DATA FOR REVIEW:
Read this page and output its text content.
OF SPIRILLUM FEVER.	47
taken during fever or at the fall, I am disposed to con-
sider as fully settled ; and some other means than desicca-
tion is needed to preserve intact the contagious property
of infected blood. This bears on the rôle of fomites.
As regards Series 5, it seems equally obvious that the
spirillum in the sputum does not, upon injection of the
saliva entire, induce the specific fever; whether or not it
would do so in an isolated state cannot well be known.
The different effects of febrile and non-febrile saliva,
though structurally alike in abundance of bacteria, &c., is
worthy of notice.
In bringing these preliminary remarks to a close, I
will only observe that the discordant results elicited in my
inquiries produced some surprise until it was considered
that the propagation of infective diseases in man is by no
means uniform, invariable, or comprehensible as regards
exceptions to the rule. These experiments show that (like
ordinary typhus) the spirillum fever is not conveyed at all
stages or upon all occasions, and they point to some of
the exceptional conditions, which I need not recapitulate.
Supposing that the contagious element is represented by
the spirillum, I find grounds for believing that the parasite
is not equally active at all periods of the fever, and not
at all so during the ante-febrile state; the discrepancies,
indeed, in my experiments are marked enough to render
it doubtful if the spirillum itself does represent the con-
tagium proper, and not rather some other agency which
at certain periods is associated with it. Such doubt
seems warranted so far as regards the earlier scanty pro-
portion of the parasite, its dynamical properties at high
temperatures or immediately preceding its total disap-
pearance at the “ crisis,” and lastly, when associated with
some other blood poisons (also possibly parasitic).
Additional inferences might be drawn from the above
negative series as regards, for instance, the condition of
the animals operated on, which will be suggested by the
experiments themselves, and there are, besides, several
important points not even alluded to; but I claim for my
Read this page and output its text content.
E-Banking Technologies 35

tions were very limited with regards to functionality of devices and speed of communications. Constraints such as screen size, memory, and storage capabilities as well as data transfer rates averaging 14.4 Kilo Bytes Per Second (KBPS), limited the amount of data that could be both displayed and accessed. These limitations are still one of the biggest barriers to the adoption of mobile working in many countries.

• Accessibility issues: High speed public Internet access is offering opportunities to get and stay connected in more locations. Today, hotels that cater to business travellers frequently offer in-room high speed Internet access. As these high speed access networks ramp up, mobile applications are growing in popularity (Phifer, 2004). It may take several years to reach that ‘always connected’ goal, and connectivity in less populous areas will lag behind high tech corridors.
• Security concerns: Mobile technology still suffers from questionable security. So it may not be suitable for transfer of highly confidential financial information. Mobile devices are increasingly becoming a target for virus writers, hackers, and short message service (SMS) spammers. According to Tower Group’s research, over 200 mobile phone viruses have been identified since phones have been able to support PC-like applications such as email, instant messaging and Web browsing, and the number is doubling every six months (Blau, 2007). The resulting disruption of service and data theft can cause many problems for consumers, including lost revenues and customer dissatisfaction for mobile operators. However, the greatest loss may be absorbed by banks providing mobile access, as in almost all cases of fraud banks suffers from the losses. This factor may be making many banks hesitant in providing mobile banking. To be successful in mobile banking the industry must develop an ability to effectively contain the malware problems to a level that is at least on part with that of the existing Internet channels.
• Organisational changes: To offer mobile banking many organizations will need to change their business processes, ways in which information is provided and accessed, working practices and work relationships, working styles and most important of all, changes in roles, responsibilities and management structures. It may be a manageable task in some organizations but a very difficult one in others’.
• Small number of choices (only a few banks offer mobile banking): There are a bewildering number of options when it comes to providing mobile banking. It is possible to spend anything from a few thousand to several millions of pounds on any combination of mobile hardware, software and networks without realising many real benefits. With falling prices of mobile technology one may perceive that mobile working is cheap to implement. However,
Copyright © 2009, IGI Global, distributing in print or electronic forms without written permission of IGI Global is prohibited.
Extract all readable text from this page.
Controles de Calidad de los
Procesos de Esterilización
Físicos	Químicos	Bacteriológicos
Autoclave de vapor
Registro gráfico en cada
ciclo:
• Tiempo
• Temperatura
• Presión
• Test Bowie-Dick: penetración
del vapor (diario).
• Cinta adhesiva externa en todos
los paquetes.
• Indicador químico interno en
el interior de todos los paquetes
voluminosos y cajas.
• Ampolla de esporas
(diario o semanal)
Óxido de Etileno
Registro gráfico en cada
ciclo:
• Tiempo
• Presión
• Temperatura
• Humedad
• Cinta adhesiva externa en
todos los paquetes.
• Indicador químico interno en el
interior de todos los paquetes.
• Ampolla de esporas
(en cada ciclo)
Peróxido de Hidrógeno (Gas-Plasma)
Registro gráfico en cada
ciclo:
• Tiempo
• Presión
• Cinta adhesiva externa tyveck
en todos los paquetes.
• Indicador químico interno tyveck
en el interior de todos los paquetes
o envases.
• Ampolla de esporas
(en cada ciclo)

TASK DIRECTIONS: Report the number of lines in the entries that hold the word "some". Nothing else is wanted.

ANSWER SECTION: 6